--- START OF STORED RECORDS ---

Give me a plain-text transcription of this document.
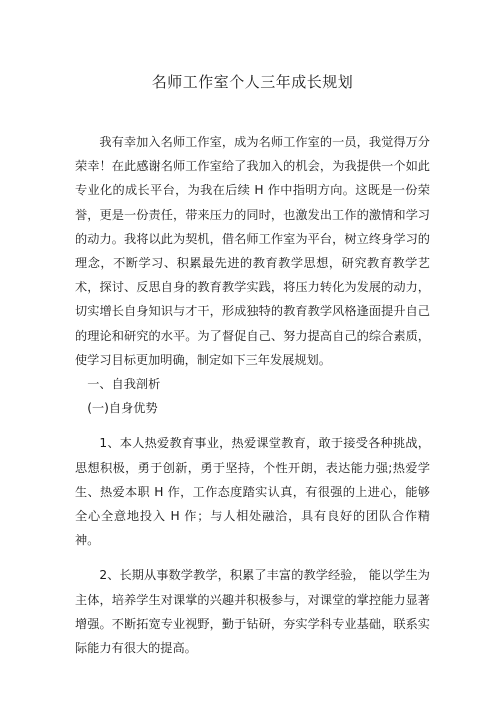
名师工作室个人三年成长规划

我有幸加入名师工作室，成为名师工作室的一员，我觉得万分荣幸！在此感谢名师工作室给了我加入的机会，为我提供一个如此专业化的成长平台，为我在后续 H 作中指明方向。这既是一份荣誉，更是一份责任，带来压力的同时，也激发出工作的激情和学习的动力。我将以此为契机，借名师工作室为平台，树立终身学习的理念，不断学习、积累最先进的教育教学思想，研究教育教学艺术，探讨、反思自身的教育教学实践，将压力转化为发展的动力，切实增长自身知识与才干，形成独特的教育教学风格逢面提升自己的理论和研究的水平。为了督促自己、努力提高自己的综合素质，使学习目标更加明确，制定如下三年发展规划。

一、自我剖析

(一)自身优势

1、本人热爱教育事业，热爱课堂教育，敢于接受各种挑战，思想积极，勇于创新，勇于坚持，个性开朗，表达能力强;热爱学生、热爱本职 H 作，工作态度踏实认真，有很强的上进心，能够全心全意地投入 H 作；与人相处融洽，具有良好的团队合作精神。

2、长期从事数学教学，积累了丰富的教学经验， 能以学生为主体，培养学生对课掌的兴趣并积极参与，对课堂的掌控能力显著增强。不断拓宽专业视野，勤于钻研，夯实学科专业基础，联系实际能力有很大的提高。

--- END OF STORED RECORDS ---

* **GOAL OF THE EXERCISE**
Make a word-for-word copy of the entries, without any pictures.

* **RESULT OF THIS TASK**
Give me a plain-text transcription of this document.
名师工作室个人三年成长规划

我有幸加入名师工作室，成为名师工作室的一员，我觉得万分荣幸！在此感谢名师工作室给了我加入的机会，为我提供一个如此专业化的成长平台，为我在后续 H 作中指明方向。这既是一份荣誉，更是一份责任，带来压力的同时，也激发出工作的激情和学习的动力。我将以此为契机，借名师工作室为平台，树立终身学习的理念，不断学习、积累最先进的教育教学思想，研究教育教学艺术，探讨、反思自身的教育教学实践，将压力转化为发展的动力，切实增长自身知识与才干，形成独特的教育教学风格逢面提升自己的理论和研究的水平。为了督促自己、努力提高自己的综合素质，使学习目标更加明确，制定如下三年发展规划。

一、自我剖析

(一)自身优势

1、本人热爱教育事业，热爱课堂教育，敢于接受各种挑战，思想积极，勇于创新，勇于坚持，个性开朗，表达能力强;热爱学生、热爱本职 H 作，工作态度踏实认真，有很强的上进心，能够全心全意地投入 H 作；与人相处融洽，具有良好的团队合作精神。

2、长期从事数学教学，积累了丰富的教学经验， 能以学生为主体，培养学生对课掌的兴趣并积极参与，对课堂的掌控能力显著增强。不断拓宽专业视野，勤于钻研，夯实学科专业基础，联系实际能力有很大的提高。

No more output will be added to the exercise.